Looking at the records below, count how many lines contain the string "Tant". Give that number alone.

#### PROVIDED MATERIAL ####

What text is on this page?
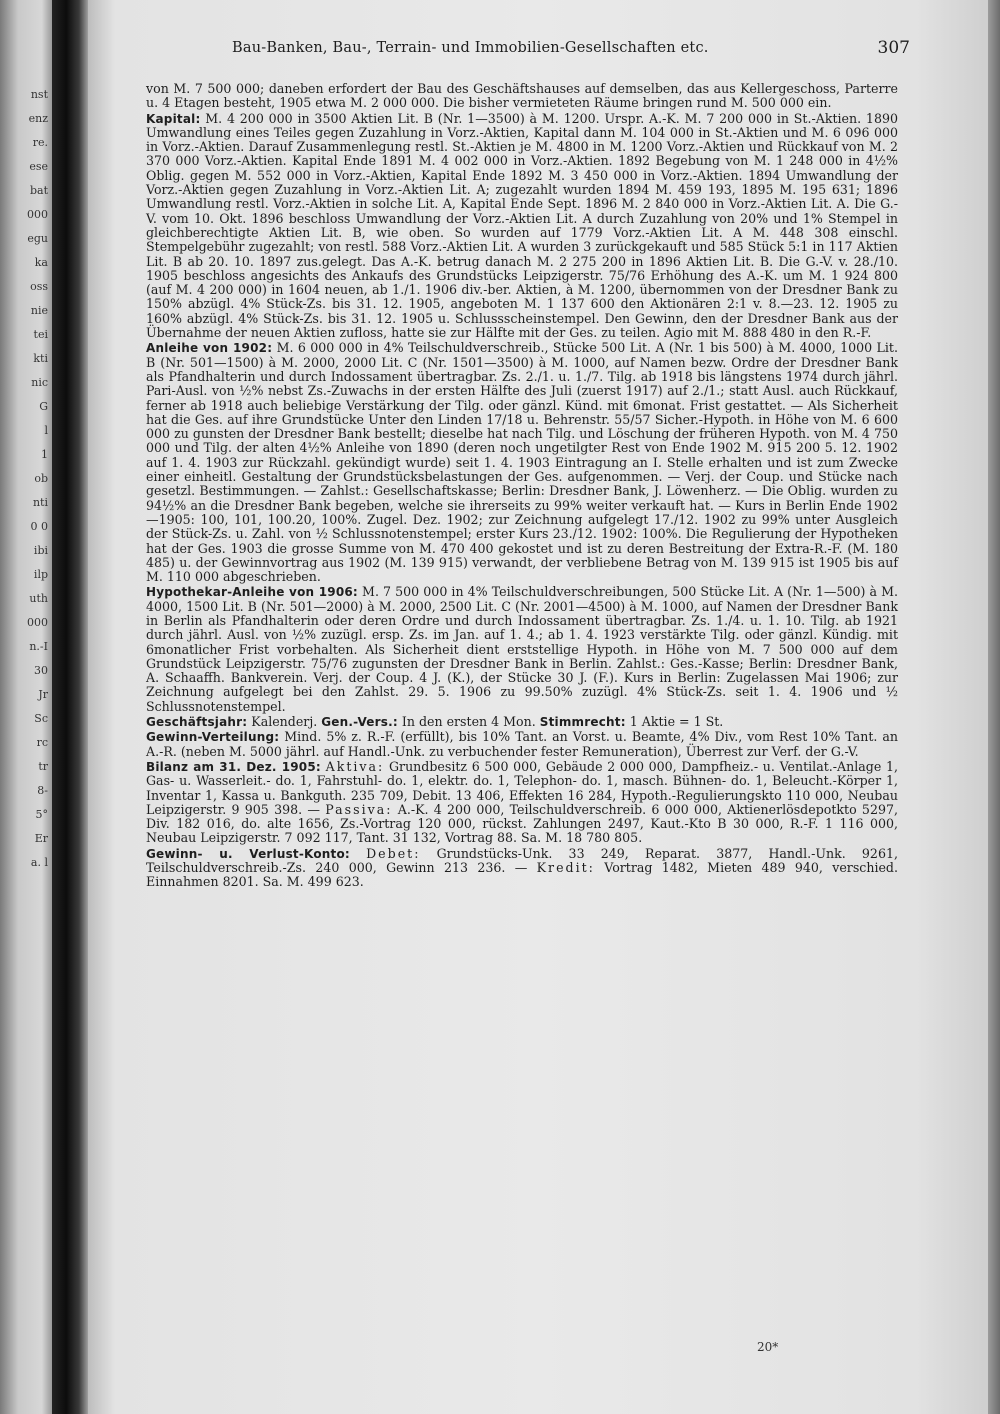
nst
enz
re.
ese
bat
000
egu
ka
oss
nie
tei
kti
nic
G
l
1
ob
nti
0 0
ibi
ilp
uth
000
n.-I
30
Jr
Sc
rc
tr
8-
5°
Er
a. l
Bau-Banken, Bau-, Terrain- und Immobilien-Gesellschaften etc.	307

von M. 7 500 000; daneben erfordert der Bau des Geschäftshauses auf demselben, das aus Kellergeschoss, Parterre u. 4 Etagen besteht, 1905 etwa M. 2 000 000. Die bisher vermieteten Räume bringen rund M. 500 000 ein.

Kapital: M. 4 200 000 in 3500 Aktien Lit. B (Nr. 1—3500) à M. 1200. Urspr. A.-K. M. 7 200 000 in St.-Aktien. 1890 Umwandlung eines Teiles gegen Zuzahlung in Vorz.-Aktien, Kapital dann M. 104 000 in St.-Aktien und M. 6 096 000 in Vorz.-Aktien. Darauf Zusammenlegung restl. St.-Aktien je M. 4800 in M. 1200 Vorz.-Aktien und Rückkauf von M. 2 370 000 Vorz.-Aktien. Kapital Ende 1891 M. 4 002 000 in Vorz.-Aktien. 1892 Begebung von M. 1 248 000 in 4½% Oblig. gegen M. 552 000 in Vorz.-Aktien, Kapital Ende 1892 M. 3 450 000 in Vorz.-Aktien. 1894 Umwandlung der Vorz.-Aktien gegen Zuzahlung in Vorz.-Aktien Lit. A; zugezahlt wurden 1894 M. 459 193, 1895 M. 195 631; 1896 Umwandlung restl. Vorz.-Aktien in solche Lit. A, Kapital Ende Sept. 1896 M. 2 840 000 in Vorz.-Aktien Lit. A. Die G.-V. vom 10. Okt. 1896 beschloss Umwandlung der Vorz.-Aktien Lit. A durch Zuzahlung von 20% und 1% Stempel in gleichberechtigte Aktien Lit. B, wie oben. So wurden auf 1779 Vorz.-Aktien Lit. A M. 448 308 einschl. Stempelgebühr zugezahlt; von restl. 588 Vorz.-Aktien Lit. A wurden 3 zurückgekauft und 585 Stück 5:1 in 117 Aktien Lit. B ab 20. 10. 1897 zus.gelegt. Das A.-K. betrug danach M. 2 275 200 in 1896 Aktien Lit. B. Die G.-V. v. 28./10. 1905 beschloss angesichts des Ankaufs des Grundstücks Leipzigerstr. 75/76 Erhöhung des A.-K. um M. 1 924 800 (auf M. 4 200 000) in 1604 neuen, ab 1./1. 1906 div.-ber. Aktien, à M. 1200, übernommen von der Dresdner Bank zu 150% abzügl. 4% Stück-Zs. bis 31. 12. 1905, angeboten M. 1 137 600 den Aktionären 2:1 v. 8.—23. 12. 1905 zu 160% abzügl. 4% Stück-Zs. bis 31. 12. 1905 u. Schlussscheinstempel. Den Gewinn, den der Dresdner Bank aus der Übernahme der neuen Aktien zufloss, hatte sie zur Hälfte mit der Ges. zu teilen. Agio mit M. 888 480 in den R.-F.

Anleihe von 1902: M. 6 000 000 in 4% Teilschuldverschreib., Stücke 500 Lit. A (Nr. 1 bis 500) à M. 4000, 1000 Lit. B (Nr. 501—1500) à M. 2000, 2000 Lit. C (Nr. 1501—3500) à M. 1000, auf Namen bezw. Ordre der Dresdner Bank als Pfandhalterin und durch Indossament übertragbar. Zs. 2./1. u. 1./7. Tilg. ab 1918 bis längstens 1974 durch jährl. Pari-Ausl. von ½% nebst Zs.-Zuwachs in der ersten Hälfte des Juli (zuerst 1917) auf 2./1.; statt Ausl. auch Rückkauf, ferner ab 1918 auch beliebige Verstärkung der Tilg. oder gänzl. Künd. mit 6monat. Frist gestattet. — Als Sicherheit hat die Ges. auf ihre Grundstücke Unter den Linden 17/18 u. Behrenstr. 55/57 Sicher.-Hypoth. in Höhe von M. 6 600 000 zu gunsten der Dresdner Bank bestellt; dieselbe hat nach Tilg. und Löschung der früheren Hypoth. von M. 4 750 000 und Tilg. der alten 4½% Anleihe von 1890 (deren noch ungetilgter Rest von Ende 1902 M. 915 200 5. 12. 1902 auf 1. 4. 1903 zur Rückzahl. gekündigt wurde) seit 1. 4. 1903 Eintragung an I. Stelle erhalten und ist zum Zwecke einer einheitl. Gestaltung der Grundstücksbelastungen der Ges. aufgenommen. — Verj. der Coup. und Stücke nach gesetzl. Bestimmungen. — Zahlst.: Gesellschaftskasse; Berlin: Dresdner Bank, J. Löwenherz. — Die Oblig. wurden zu 94½% an die Dresdner Bank begeben, welche sie ihrerseits zu 99% weiter verkauft hat. — Kurs in Berlin Ende 1902—1905: 100, 101, 100.20, 100%. Zugel. Dez. 1902; zur Zeichnung aufgelegt 17./12. 1902 zu 99% unter Ausgleich der Stück-Zs. u. Zahl. von ½ Schlussnotenstempel; erster Kurs 23./12. 1902: 100%. Die Regulierung der Hypotheken hat der Ges. 1903 die grosse Summe von M. 470 400 gekostet und ist zu deren Bestreitung der Extra-R.-F. (M. 180 485) u. der Gewinnvortrag aus 1902 (M. 139 915) verwandt, der verbliebene Betrag von M. 139 915 ist 1905 bis auf M. 110 000 abgeschrieben.

Hypothekar-Anleihe von 1906: M. 7 500 000 in 4% Teilschuldverschreibungen, 500 Stücke Lit. A (Nr. 1—500) à M. 4000, 1500 Lit. B (Nr. 501—2000) à M. 2000, 2500 Lit. C (Nr. 2001—4500) à M. 1000, auf Namen der Dresdner Bank in Berlin als Pfandhalterin oder deren Ordre und durch Indossament übertragbar. Zs. 1./4. u. 1. 10. Tilg. ab 1921 durch jährl. Ausl. von ½% zuzügl. ersp. Zs. im Jan. auf 1. 4.; ab 1. 4. 1923 verstärkte Tilg. oder gänzl. Kündig. mit 6monatlicher Frist vorbehalten. Als Sicherheit dient erststellige Hypoth. in Höhe von M. 7 500 000 auf dem Grundstück Leipzigerstr. 75/76 zugunsten der Dresdner Bank in Berlin. Zahlst.: Ges.-Kasse; Berlin: Dresdner Bank, A. Schaaffh. Bankverein. Verj. der Coup. 4 J. (K.), der Stücke 30 J. (F.). Kurs in Berlin: Zugelassen Mai 1906; zur Zeichnung aufgelegt bei den Zahlst. 29. 5. 1906 zu 99.50% zuzügl. 4% Stück-Zs. seit 1. 4. 1906 und ½ Schlussnotenstempel.

Geschäftsjahr: Kalenderj. Gen.-Vers.: In den ersten 4 Mon. Stimmrecht: 1 Aktie = 1 St.

Gewinn-Verteilung: Mind. 5% z. R.-F. (erfüllt), bis 10% Tant. an Vorst. u. Beamte, 4% Div., vom Rest 10% Tant. an A.-R. (neben M. 5000 jährl. auf Handl.-Unk. zu verbuchender fester Remuneration), Überrest zur Verf. der G.-V.

Bilanz am 31. Dez. 1905: Aktiva: Grundbesitz 6 500 000, Gebäude 2 000 000, Dampfheiz.- u. Ventilat.-Anlage 1, Gas- u. Wasserleit.- do. 1, Fahrstuhl- do. 1, elektr. do. 1, Telephon- do. 1, masch. Bühnen- do. 1, Beleucht.-Körper 1, Inventar 1, Kassa u. Bankguth. 235 709, Debit. 13 406, Effekten 16 284, Hypoth.-Regulierungskto 110 000, Neubau Leipzigerstr. 9 905 398. — Passiva: A.-K. 4 200 000, Teilschuldverschreib. 6 000 000, Aktienerlösdepotkto 5297, Div. 182 016, do. alte 1656, Zs.-Vortrag 120 000, rückst. Zahlungen 2497, Kaut.-Kto B 30 000, R.-F. 1 116 000, Neubau Leipzigerstr. 7 092 117, Tant. 31 132, Vortrag 88. Sa. M. 18 780 805.

Gewinn- u. Verlust-Konto: Debet: Grundstücks-Unk. 33 249, Reparat. 3877, Handl.-Unk. 9261, Teilschuldverschreib.-Zs. 240 000, Gewinn 213 236. — Kredit: Vortrag 1482, Mieten 489 940, verschied. Einnahmen 8201. Sa. M. 499 623.

20*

####

__ANSWER TO THE PROBLEM__:
2